## [What the task requires]
Please give the listing again, word for word, with nothing left out.

## [Extracted data]
○ ○ ○ ○ ○ ○ ○
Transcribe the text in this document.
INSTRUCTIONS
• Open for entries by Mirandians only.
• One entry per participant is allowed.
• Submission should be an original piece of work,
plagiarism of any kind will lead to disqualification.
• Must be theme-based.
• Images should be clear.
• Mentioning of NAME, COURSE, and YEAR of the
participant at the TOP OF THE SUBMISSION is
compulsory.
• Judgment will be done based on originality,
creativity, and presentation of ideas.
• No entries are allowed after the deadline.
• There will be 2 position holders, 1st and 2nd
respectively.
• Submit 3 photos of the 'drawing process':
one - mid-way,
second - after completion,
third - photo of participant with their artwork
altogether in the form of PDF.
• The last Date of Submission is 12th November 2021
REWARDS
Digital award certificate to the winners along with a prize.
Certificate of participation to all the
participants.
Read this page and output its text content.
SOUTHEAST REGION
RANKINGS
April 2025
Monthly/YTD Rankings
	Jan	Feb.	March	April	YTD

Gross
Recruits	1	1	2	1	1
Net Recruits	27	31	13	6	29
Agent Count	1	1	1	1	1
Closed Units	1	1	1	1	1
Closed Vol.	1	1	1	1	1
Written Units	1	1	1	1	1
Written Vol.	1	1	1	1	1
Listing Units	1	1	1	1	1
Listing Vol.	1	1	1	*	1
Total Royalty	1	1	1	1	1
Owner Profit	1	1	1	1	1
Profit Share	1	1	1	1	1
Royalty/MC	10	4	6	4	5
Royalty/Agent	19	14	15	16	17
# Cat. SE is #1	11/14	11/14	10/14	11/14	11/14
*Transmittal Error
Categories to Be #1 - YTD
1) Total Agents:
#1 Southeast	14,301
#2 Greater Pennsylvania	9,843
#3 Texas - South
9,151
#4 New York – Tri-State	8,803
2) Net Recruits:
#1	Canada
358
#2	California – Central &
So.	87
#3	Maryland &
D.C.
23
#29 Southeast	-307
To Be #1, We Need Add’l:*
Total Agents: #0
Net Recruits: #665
○ ○ ○ ○ ○ ○ ○
## [Task answer]
Transcribe the text in this document.
INSTRUCTIONS
• Open for entries by Mirandians only.
• One entry per participant is allowed.
• Submission should be an original piece of work,
plagiarism of any kind will lead to disqualification.
• Must be theme-based.
• Images should be clear.
• Mentioning of NAME, COURSE, and YEAR of the
participant at the TOP OF THE SUBMISSION is
compulsory.
• Judgment will be done based on originality,
creativity, and presentation of ideas.
• No entries are allowed after the deadline.
• There will be 2 position holders, 1st and 2nd
respectively.
• Submit 3 photos of the 'drawing process':
one - mid-way,
second - after completion,
third - photo of participant with their artwork
altogether in the form of PDF.
• The last Date of Submission is 12th November 2021
REWARDS
Digital award certificate to the winners along with a prize.
Certificate of participation to all the
participants.
Read this page and output its text content.
SOUTHEAST REGION
RANKINGS
April 2025
Monthly/YTD Rankings
	Jan	Feb.	March	April	YTD

Gross
Recruits	1	1	2	1	1
Net Recruits	27	31	13	6	29
Agent Count	1	1	1	1	1
Closed Units	1	1	1	1	1
Closed Vol.	1	1	1	1	1
Written Units	1	1	1	1	1
Written Vol.	1	1	1	1	1
Listing Units	1	1	1	1	1
Listing Vol.	1	1	1	*	1
Total Royalty	1	1	1	1	1
Owner Profit	1	1	1	1	1
Profit Share	1	1	1	1	1
Royalty/MC	10	4	6	4	5
Royalty/Agent	19	14	15	16	17
# Cat. SE is #1	11/14	11/14	10/14	11/14	11/14
*Transmittal Error
Categories to Be #1 - YTD
1) Total Agents:
#1 Southeast	14,301
#2 Greater Pennsylvania	9,843
#3 Texas - South
9,151
#4 New York – Tri-State	8,803
2) Net Recruits:
#1	Canada
358
#2	California – Central &
So.	87
#3	Maryland &
D.C.
23
#29 Southeast	-307
To Be #1, We Need Add’l:*
Total Agents: #0
Net Recruits: #665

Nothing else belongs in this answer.